PROBLEM TO SOLVE: Copy the material that follows word for word and omit its pictures.

THE RECORDS:
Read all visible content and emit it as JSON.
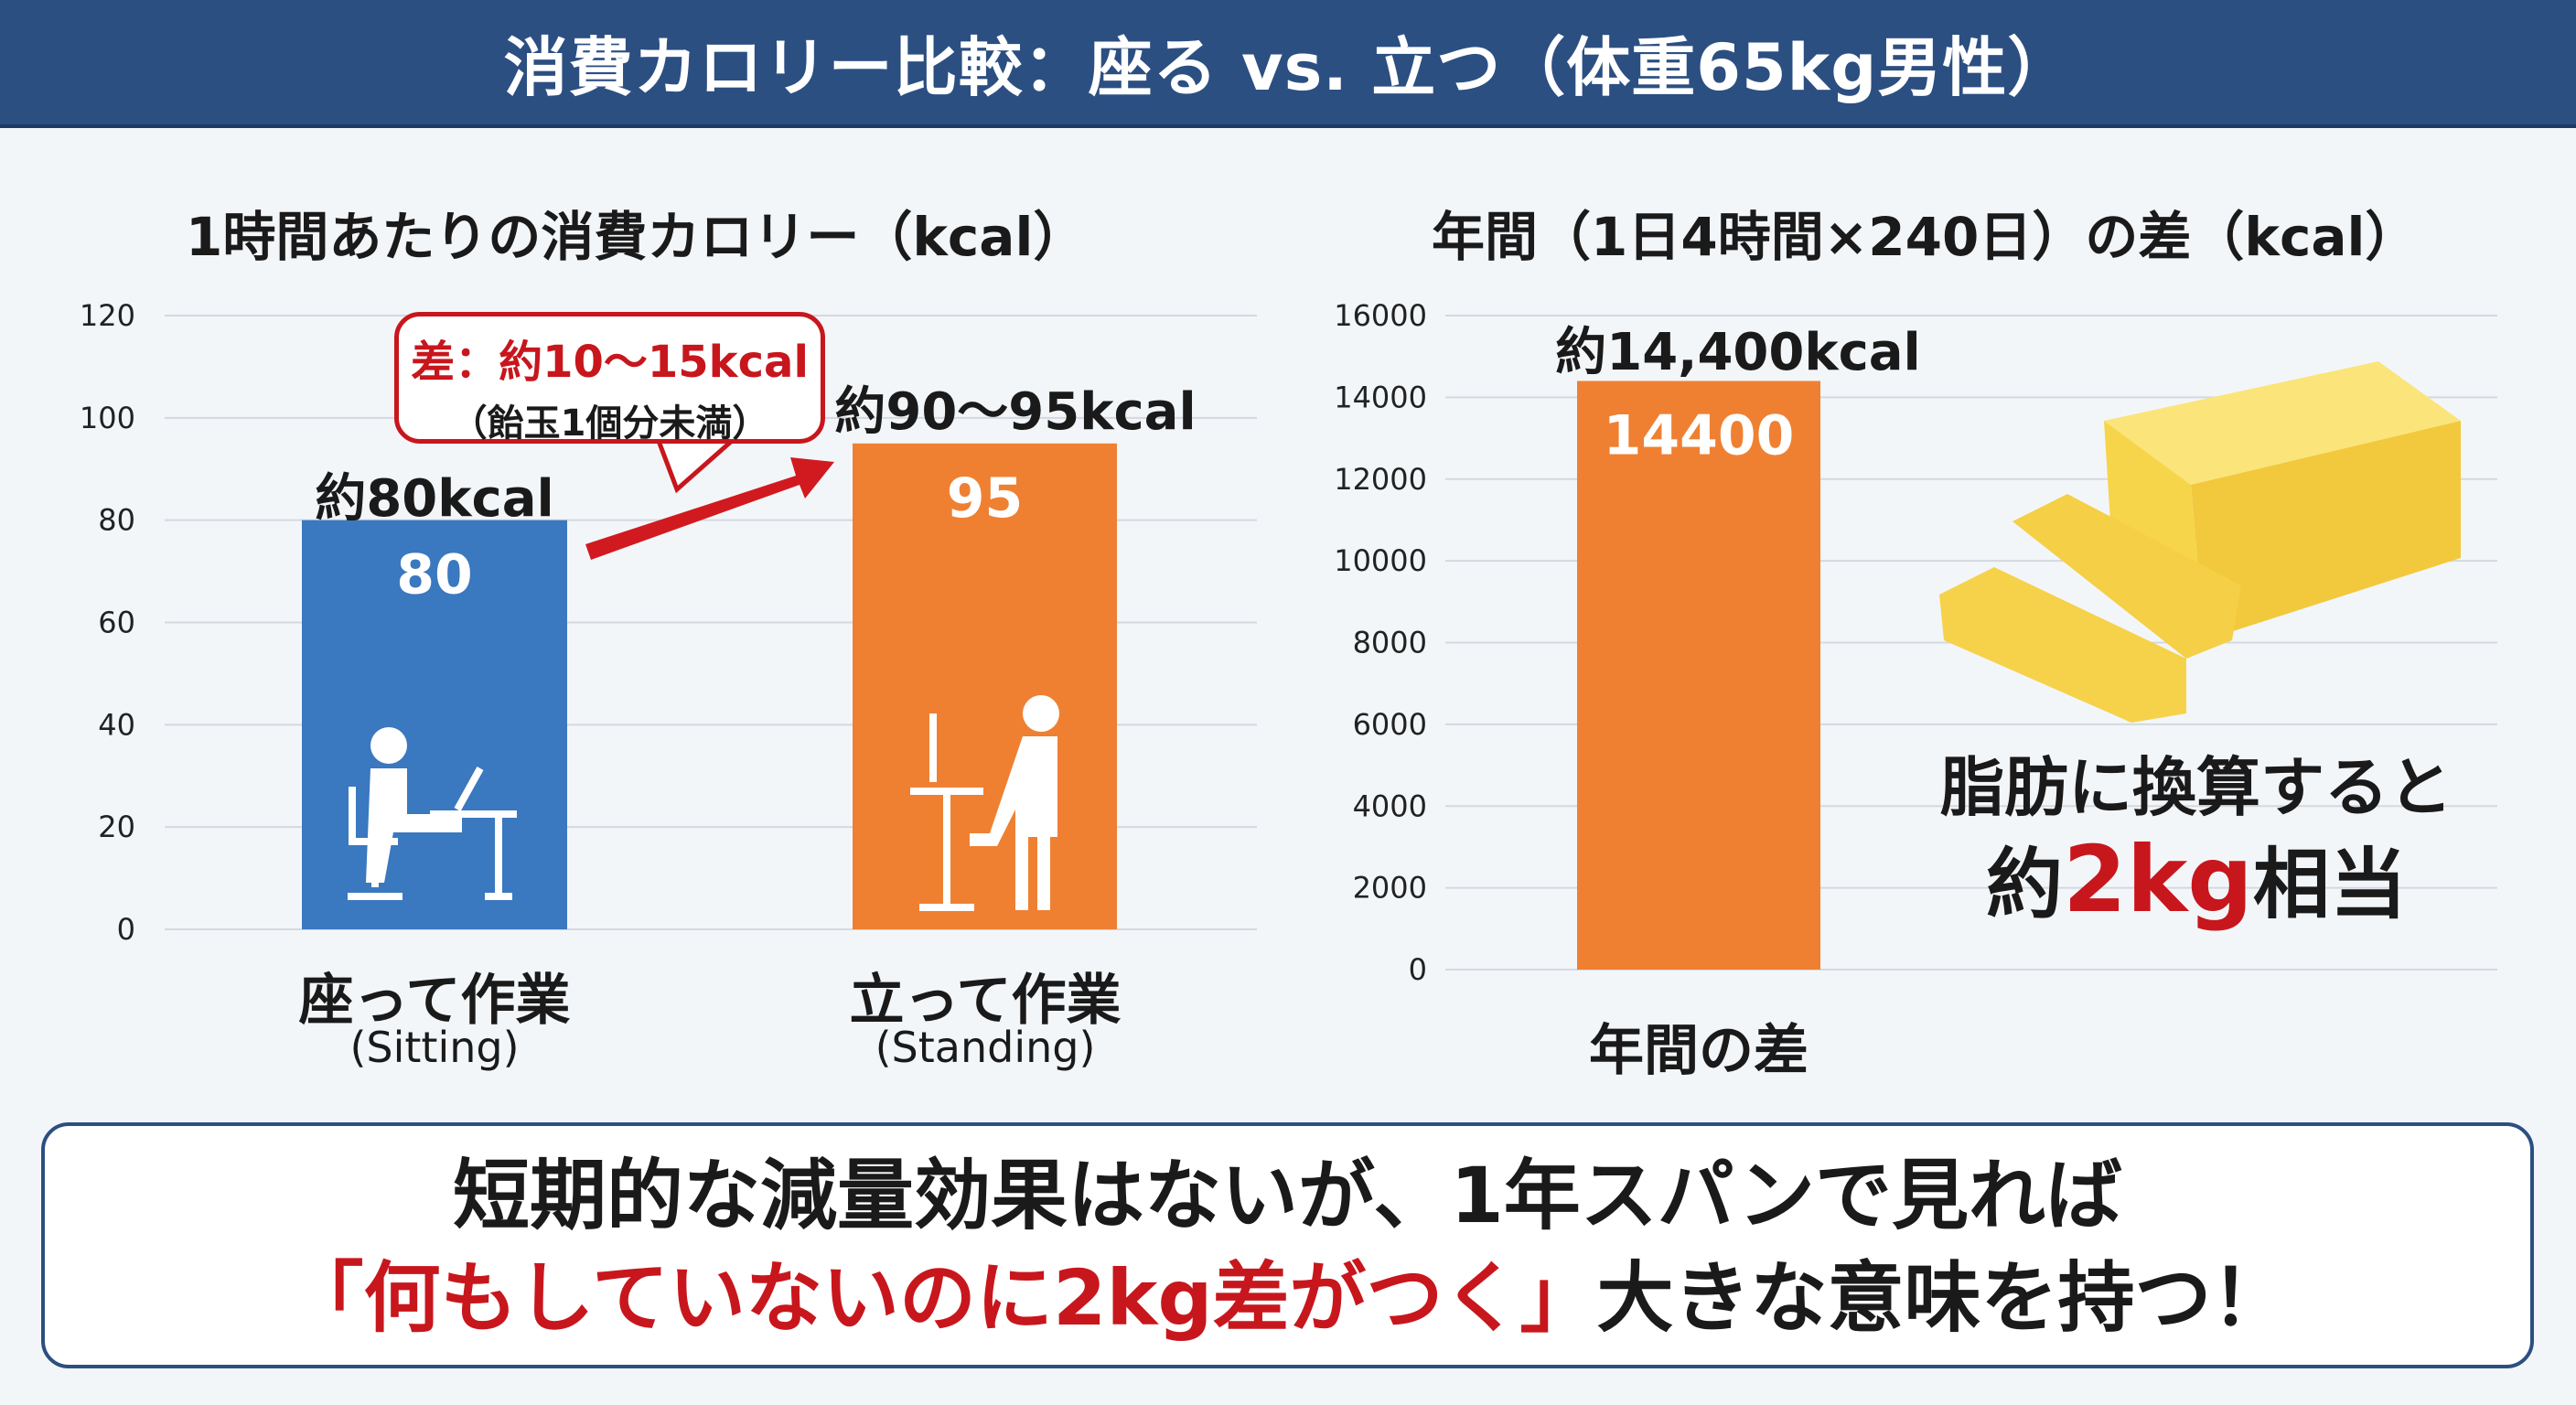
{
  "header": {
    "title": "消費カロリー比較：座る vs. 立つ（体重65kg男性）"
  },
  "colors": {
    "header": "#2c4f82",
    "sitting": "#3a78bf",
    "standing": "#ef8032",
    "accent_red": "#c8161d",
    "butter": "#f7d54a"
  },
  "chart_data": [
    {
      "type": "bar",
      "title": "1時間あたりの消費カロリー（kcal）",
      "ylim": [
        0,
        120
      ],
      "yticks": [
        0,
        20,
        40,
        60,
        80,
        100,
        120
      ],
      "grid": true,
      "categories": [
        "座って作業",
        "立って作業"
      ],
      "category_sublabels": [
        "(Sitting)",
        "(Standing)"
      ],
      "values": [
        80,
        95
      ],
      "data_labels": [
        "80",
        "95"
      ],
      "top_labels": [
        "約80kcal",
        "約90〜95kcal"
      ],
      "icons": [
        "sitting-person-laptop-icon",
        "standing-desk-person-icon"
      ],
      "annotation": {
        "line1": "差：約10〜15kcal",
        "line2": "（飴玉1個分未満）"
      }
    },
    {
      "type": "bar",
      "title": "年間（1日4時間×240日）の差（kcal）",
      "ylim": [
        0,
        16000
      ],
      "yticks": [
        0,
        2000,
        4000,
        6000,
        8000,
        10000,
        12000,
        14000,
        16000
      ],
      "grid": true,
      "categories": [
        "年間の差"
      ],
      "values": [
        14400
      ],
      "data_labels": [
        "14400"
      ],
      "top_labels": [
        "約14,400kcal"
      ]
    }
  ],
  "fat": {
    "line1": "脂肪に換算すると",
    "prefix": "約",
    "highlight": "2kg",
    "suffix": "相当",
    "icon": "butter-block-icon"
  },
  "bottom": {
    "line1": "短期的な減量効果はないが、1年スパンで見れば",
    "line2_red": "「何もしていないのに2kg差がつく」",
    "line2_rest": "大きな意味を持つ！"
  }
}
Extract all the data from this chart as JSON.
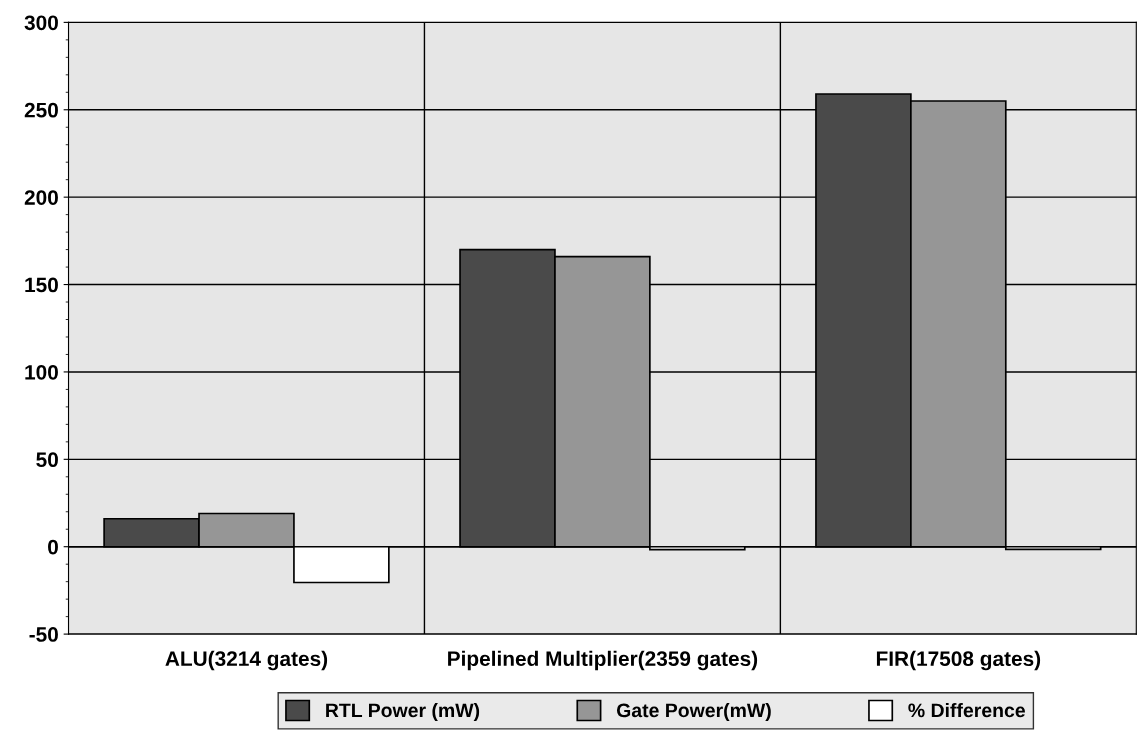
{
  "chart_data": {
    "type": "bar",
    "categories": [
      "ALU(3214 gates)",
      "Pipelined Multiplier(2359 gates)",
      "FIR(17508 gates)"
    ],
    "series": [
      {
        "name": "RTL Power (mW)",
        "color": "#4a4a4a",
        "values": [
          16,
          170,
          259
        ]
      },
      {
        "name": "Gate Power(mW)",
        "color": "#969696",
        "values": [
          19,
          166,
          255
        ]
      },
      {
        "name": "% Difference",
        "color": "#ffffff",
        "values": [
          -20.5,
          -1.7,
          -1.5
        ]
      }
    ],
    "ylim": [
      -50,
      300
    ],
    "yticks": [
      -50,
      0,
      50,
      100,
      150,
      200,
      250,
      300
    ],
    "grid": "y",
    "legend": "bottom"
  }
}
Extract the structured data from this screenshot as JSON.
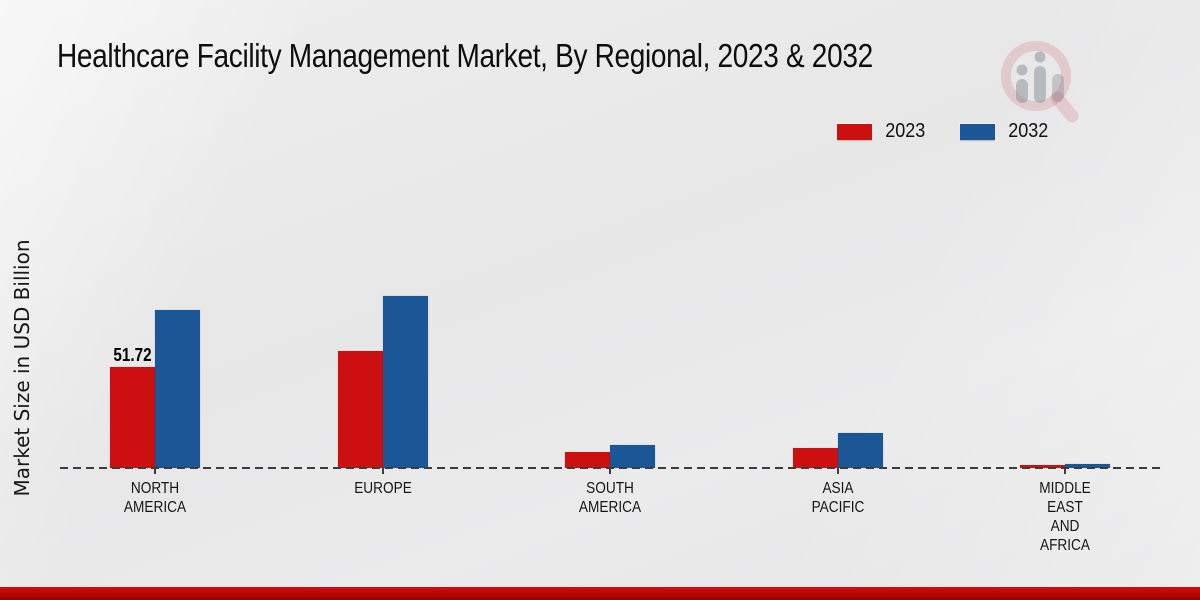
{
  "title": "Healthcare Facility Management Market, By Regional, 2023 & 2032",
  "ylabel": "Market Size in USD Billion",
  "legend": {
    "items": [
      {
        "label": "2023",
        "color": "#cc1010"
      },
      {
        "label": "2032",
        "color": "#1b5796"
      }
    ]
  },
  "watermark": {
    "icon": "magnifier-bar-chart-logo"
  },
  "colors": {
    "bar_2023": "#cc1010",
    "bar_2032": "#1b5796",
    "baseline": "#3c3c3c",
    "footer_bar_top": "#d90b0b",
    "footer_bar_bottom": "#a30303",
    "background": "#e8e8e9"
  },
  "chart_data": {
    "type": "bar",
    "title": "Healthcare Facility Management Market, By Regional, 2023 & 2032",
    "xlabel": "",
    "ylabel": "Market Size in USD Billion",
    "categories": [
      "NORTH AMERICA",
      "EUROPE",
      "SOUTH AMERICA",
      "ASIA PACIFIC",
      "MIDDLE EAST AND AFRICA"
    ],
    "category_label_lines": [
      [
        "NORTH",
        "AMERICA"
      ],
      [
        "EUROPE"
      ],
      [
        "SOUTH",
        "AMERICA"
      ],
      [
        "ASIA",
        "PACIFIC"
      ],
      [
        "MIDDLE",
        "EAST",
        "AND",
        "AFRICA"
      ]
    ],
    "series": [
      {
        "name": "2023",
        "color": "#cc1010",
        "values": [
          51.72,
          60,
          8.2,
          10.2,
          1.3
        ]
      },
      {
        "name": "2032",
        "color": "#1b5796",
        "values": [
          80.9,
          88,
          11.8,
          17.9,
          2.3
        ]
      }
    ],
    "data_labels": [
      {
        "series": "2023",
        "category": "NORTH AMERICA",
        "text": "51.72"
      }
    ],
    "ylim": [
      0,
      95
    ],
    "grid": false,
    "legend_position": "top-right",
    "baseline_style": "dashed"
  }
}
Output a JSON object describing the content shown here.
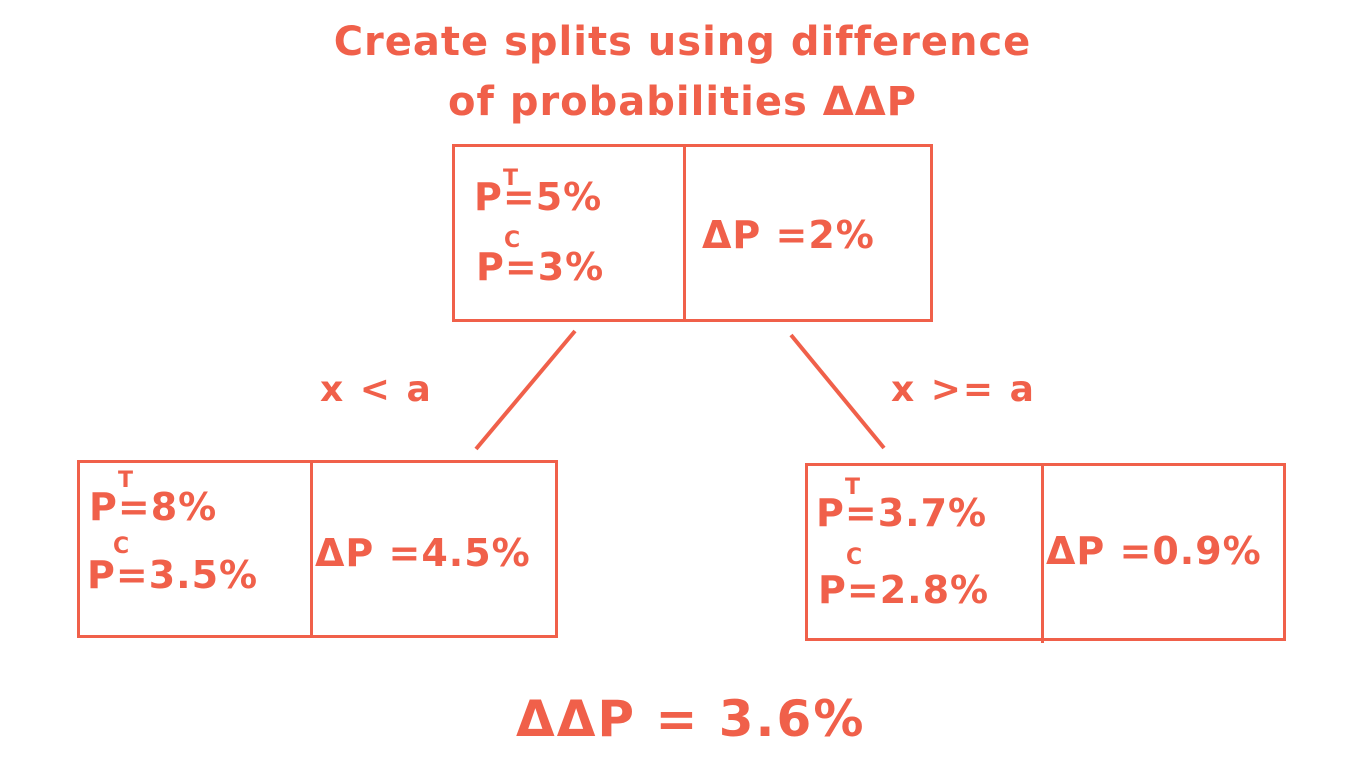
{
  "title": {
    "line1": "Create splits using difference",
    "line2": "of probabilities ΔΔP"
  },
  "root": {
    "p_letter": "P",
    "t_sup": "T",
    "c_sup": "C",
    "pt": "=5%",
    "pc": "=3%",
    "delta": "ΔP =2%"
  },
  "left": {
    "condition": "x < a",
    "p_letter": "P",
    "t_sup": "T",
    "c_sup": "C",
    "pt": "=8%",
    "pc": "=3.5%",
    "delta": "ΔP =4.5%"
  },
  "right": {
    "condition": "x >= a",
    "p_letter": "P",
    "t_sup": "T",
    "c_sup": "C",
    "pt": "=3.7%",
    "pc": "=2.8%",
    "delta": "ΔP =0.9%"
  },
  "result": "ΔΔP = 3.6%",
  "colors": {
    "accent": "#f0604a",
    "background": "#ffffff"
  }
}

FINISHED ANSWER:
Read all visible content and emit it as JSON.
{
  "header": {
    "title": "消費カロリー比較：座る vs. 立つ（体重65kg男性）"
  },
  "colors": {
    "header": "#2c4f82",
    "sitting": "#3a78bf",
    "standing": "#ef8032",
    "accent_red": "#c8161d",
    "butter": "#f7d54a"
  },
  "chart_data": [
    {
      "type": "bar",
      "title": "1時間あたりの消費カロリー（kcal）",
      "ylim": [
        0,
        120
      ],
      "yticks": [
        0,
        20,
        40,
        60,
        80,
        100,
        120
      ],
      "grid": true,
      "categories": [
        "座って作業",
        "立って作業"
      ],
      "category_sublabels": [
        "(Sitting)",
        "(Standing)"
      ],
      "values": [
        80,
        95
      ],
      "data_labels": [
        "80",
        "95"
      ],
      "top_labels": [
        "約80kcal",
        "約90〜95kcal"
      ],
      "icons": [
        "sitting-person-laptop-icon",
        "standing-desk-person-icon"
      ],
      "annotation": {
        "line1": "差：約10〜15kcal",
        "line2": "（飴玉1個分未満）"
      }
    },
    {
      "type": "bar",
      "title": "年間（1日4時間×240日）の差（kcal）",
      "ylim": [
        0,
        16000
      ],
      "yticks": [
        0,
        2000,
        4000,
        6000,
        8000,
        10000,
        12000,
        14000,
        16000
      ],
      "grid": true,
      "categories": [
        "年間の差"
      ],
      "values": [
        14400
      ],
      "data_labels": [
        "14400"
      ],
      "top_labels": [
        "約14,400kcal"
      ]
    }
  ],
  "fat": {
    "line1": "脂肪に換算すると",
    "prefix": "約",
    "highlight": "2kg",
    "suffix": "相当",
    "icon": "butter-block-icon"
  },
  "bottom": {
    "line1": "短期的な減量効果はないが、1年スパンで見れば",
    "line2_red": "「何もしていないのに2kg差がつく」",
    "line2_rest": "大きな意味を持つ！"
  }
}
Extract all the data from this chart as JSON.
{
  "chart_data": {
    "type": "bar",
    "categories": [
      "ALU(3214 gates)",
      "Pipelined Multiplier(2359 gates)",
      "FIR(17508 gates)"
    ],
    "series": [
      {
        "name": "RTL Power (mW)",
        "color": "#4a4a4a",
        "values": [
          16,
          170,
          259
        ]
      },
      {
        "name": "Gate Power(mW)",
        "color": "#969696",
        "values": [
          19,
          166,
          255
        ]
      },
      {
        "name": "% Difference",
        "color": "#ffffff",
        "values": [
          -20.5,
          -1.7,
          -1.5
        ]
      }
    ],
    "ylim": [
      -50,
      300
    ],
    "yticks": [
      -50,
      0,
      50,
      100,
      150,
      200,
      250,
      300
    ],
    "grid": "y",
    "legend": "bottom"
  }
}
Extract the structured data from this screenshot as JSON.
{
  "title": "Healthcare Facility Management Market, By Regional, 2023 & 2032",
  "ylabel": "Market Size in USD Billion",
  "legend": {
    "items": [
      {
        "label": "2023",
        "color": "#cc1010"
      },
      {
        "label": "2032",
        "color": "#1b5796"
      }
    ]
  },
  "watermark": {
    "icon": "magnifier-bar-chart-logo"
  },
  "colors": {
    "bar_2023": "#cc1010",
    "bar_2032": "#1b5796",
    "baseline": "#3c3c3c",
    "footer_bar_top": "#d90b0b",
    "footer_bar_bottom": "#a30303",
    "background": "#e8e8e9"
  },
  "chart_data": {
    "type": "bar",
    "title": "Healthcare Facility Management Market, By Regional, 2023 & 2032",
    "xlabel": "",
    "ylabel": "Market Size in USD Billion",
    "categories": [
      "NORTH AMERICA",
      "EUROPE",
      "SOUTH AMERICA",
      "ASIA PACIFIC",
      "MIDDLE EAST AND AFRICA"
    ],
    "category_label_lines": [
      [
        "NORTH",
        "AMERICA"
      ],
      [
        "EUROPE"
      ],
      [
        "SOUTH",
        "AMERICA"
      ],
      [
        "ASIA",
        "PACIFIC"
      ],
      [
        "MIDDLE",
        "EAST",
        "AND",
        "AFRICA"
      ]
    ],
    "series": [
      {
        "name": "2023",
        "color": "#cc1010",
        "values": [
          51.72,
          60,
          8.2,
          10.2,
          1.3
        ]
      },
      {
        "name": "2032",
        "color": "#1b5796",
        "values": [
          80.9,
          88,
          11.8,
          17.9,
          2.3
        ]
      }
    ],
    "data_labels": [
      {
        "series": "2023",
        "category": "NORTH AMERICA",
        "text": "51.72"
      }
    ],
    "ylim": [
      0,
      95
    ],
    "grid": false,
    "legend_position": "top-right",
    "baseline_style": "dashed"
  }
}
Output a JSON object describing the content shown here.
{
  "title": {
    "line1": "Create splits using difference",
    "line2": "of probabilities ΔΔP"
  },
  "root": {
    "p_letter": "P",
    "t_sup": "T",
    "c_sup": "C",
    "pt": "=5%",
    "pc": "=3%",
    "delta": "ΔP =2%"
  },
  "left": {
    "condition": "x < a",
    "p_letter": "P",
    "t_sup": "T",
    "c_sup": "C",
    "pt": "=8%",
    "pc": "=3.5%",
    "delta": "ΔP =4.5%"
  },
  "right": {
    "condition": "x >= a",
    "p_letter": "P",
    "t_sup": "T",
    "c_sup": "C",
    "pt": "=3.7%",
    "pc": "=2.8%",
    "delta": "ΔP =0.9%"
  },
  "result": "ΔΔP = 3.6%",
  "colors": {
    "accent": "#f0604a",
    "background": "#ffffff"
  }
}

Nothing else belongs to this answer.